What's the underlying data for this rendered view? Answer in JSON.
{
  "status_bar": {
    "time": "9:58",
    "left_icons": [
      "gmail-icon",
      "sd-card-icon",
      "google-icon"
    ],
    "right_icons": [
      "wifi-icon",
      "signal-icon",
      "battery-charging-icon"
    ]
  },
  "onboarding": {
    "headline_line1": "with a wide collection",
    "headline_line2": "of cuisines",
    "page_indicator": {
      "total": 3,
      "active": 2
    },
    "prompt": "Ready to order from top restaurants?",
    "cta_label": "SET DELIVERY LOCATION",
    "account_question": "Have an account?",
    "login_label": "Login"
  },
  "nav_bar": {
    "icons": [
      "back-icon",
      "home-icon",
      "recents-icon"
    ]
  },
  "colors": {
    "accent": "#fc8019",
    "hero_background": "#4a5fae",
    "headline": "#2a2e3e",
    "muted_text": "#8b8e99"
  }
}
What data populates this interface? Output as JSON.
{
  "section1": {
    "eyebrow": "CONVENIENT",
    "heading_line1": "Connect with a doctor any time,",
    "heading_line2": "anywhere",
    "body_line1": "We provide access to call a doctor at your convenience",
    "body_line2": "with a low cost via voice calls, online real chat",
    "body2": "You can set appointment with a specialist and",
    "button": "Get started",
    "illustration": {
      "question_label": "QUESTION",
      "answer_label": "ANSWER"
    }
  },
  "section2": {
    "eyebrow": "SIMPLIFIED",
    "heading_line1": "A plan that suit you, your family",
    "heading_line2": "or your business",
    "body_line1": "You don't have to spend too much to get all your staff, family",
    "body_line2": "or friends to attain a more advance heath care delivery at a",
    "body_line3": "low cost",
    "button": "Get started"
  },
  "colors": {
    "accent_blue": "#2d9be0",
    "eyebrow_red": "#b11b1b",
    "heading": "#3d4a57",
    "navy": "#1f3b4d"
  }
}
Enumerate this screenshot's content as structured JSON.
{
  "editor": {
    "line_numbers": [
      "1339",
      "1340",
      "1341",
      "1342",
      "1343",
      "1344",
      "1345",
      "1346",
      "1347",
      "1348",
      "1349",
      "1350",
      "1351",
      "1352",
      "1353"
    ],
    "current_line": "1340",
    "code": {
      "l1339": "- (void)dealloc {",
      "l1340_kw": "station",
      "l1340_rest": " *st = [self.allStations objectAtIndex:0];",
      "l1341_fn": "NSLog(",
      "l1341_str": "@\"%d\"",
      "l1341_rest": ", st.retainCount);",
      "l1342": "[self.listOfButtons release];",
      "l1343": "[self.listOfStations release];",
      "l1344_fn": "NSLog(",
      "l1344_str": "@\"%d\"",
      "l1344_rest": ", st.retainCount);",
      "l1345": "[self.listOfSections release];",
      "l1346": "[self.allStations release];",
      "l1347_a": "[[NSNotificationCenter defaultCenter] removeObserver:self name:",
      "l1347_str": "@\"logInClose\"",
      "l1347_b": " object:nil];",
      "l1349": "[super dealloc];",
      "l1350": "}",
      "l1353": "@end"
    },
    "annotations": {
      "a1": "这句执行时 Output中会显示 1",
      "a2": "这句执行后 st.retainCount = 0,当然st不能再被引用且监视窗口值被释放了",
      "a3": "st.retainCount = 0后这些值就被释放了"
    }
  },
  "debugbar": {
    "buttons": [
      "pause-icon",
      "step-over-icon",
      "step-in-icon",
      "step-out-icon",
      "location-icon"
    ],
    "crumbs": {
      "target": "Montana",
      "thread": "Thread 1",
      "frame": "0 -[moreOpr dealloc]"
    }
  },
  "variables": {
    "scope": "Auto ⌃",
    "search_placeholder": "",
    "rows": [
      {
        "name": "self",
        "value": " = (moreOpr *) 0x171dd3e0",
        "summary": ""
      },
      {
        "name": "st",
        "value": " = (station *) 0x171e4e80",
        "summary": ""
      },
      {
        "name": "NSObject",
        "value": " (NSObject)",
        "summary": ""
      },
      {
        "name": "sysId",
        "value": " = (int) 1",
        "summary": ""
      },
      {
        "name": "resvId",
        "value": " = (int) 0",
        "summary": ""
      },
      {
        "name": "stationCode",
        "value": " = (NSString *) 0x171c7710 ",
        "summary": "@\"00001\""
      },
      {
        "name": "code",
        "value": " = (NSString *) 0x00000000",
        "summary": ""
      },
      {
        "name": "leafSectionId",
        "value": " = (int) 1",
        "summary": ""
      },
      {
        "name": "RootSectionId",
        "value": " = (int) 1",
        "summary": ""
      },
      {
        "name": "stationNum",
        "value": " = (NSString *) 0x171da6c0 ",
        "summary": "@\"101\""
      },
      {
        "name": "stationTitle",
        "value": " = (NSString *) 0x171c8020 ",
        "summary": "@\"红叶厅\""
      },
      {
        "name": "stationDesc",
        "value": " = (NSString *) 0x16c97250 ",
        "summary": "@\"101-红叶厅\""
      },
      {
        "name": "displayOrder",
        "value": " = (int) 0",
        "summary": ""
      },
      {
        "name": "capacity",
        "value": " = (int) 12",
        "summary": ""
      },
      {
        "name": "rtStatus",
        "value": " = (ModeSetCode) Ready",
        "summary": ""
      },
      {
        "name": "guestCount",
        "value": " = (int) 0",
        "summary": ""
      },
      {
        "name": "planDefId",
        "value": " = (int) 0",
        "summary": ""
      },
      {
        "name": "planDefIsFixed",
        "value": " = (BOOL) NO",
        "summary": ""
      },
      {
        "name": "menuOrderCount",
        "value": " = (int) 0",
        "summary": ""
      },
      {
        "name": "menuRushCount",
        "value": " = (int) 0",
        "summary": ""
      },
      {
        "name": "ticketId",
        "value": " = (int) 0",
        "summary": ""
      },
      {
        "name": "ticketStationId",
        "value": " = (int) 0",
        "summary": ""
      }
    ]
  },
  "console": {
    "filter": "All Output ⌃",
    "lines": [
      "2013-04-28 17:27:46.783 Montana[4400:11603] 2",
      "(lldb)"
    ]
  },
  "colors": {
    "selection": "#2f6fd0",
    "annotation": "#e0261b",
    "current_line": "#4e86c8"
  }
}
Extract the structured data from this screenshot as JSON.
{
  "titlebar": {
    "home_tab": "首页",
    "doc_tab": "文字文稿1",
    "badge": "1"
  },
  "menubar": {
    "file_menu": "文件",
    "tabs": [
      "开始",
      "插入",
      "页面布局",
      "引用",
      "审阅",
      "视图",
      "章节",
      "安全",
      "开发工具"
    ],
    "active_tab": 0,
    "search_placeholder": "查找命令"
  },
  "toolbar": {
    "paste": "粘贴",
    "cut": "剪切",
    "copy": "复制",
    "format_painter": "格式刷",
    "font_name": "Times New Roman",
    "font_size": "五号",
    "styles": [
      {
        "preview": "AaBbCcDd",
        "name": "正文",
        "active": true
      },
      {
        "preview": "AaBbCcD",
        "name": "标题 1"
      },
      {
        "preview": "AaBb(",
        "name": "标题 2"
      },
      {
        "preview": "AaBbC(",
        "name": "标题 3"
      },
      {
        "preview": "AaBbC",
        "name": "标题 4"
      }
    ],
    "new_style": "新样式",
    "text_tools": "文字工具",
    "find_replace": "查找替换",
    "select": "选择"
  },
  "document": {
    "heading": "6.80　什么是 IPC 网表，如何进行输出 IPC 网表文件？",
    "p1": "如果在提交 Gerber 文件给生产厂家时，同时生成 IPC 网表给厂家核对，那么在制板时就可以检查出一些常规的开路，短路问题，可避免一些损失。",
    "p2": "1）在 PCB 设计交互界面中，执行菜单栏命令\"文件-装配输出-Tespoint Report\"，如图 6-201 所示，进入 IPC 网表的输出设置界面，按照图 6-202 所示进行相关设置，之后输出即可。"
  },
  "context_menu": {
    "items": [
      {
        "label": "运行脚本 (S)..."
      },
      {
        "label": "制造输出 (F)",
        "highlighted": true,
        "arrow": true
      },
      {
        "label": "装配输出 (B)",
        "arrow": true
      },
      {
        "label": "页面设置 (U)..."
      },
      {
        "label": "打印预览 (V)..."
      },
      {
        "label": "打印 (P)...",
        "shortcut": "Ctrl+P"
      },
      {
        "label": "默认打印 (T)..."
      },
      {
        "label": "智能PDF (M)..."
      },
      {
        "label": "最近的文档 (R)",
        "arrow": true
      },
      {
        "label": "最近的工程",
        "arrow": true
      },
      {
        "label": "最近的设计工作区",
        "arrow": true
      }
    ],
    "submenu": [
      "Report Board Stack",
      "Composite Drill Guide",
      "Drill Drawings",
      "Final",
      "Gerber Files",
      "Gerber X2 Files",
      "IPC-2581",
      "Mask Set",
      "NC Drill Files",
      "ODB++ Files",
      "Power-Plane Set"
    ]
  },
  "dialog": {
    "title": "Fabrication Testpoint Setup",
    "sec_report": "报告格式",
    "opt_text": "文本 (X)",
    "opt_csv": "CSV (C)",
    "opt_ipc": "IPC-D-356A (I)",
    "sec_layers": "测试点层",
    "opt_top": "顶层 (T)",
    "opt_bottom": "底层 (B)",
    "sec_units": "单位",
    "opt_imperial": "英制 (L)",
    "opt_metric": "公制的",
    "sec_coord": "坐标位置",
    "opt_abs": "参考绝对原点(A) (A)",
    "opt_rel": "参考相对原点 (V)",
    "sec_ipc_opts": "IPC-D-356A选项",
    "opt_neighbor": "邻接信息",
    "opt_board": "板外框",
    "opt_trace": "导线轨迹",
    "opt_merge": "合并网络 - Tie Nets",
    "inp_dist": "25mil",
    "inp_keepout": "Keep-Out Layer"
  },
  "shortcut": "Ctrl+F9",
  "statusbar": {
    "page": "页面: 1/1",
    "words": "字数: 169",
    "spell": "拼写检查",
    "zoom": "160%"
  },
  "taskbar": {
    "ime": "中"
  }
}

▶ [Exercise details]:
Find the string "from" in the entries above and return each line that holds it.

▶ [Exercise result]:
    "prompt": "Ready to order from top restaurants?",
Extract the structured data from this screenshot as JSON.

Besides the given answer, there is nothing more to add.